The problem: How many lines of these records hold the string "title"? Reply with the number alone.

::::::::

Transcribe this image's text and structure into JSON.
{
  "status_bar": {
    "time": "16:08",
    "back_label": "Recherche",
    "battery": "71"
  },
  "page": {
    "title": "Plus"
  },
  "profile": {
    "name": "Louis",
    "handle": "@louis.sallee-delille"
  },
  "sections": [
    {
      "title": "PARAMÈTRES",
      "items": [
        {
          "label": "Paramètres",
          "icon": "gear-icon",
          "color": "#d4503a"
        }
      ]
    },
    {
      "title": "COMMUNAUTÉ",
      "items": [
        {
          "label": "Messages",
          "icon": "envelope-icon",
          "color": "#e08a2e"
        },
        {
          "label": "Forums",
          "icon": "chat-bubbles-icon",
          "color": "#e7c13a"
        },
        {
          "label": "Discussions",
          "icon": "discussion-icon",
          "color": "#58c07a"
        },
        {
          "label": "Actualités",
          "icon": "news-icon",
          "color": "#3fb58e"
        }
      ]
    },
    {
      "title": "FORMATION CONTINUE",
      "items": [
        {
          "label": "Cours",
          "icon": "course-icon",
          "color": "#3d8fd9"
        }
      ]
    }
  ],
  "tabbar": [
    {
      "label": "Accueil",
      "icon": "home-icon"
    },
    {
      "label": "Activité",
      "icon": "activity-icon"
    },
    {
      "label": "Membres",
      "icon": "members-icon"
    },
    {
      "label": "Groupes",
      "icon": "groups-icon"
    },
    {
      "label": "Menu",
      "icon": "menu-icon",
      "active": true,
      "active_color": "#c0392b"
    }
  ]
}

::::::::

Written answer: 4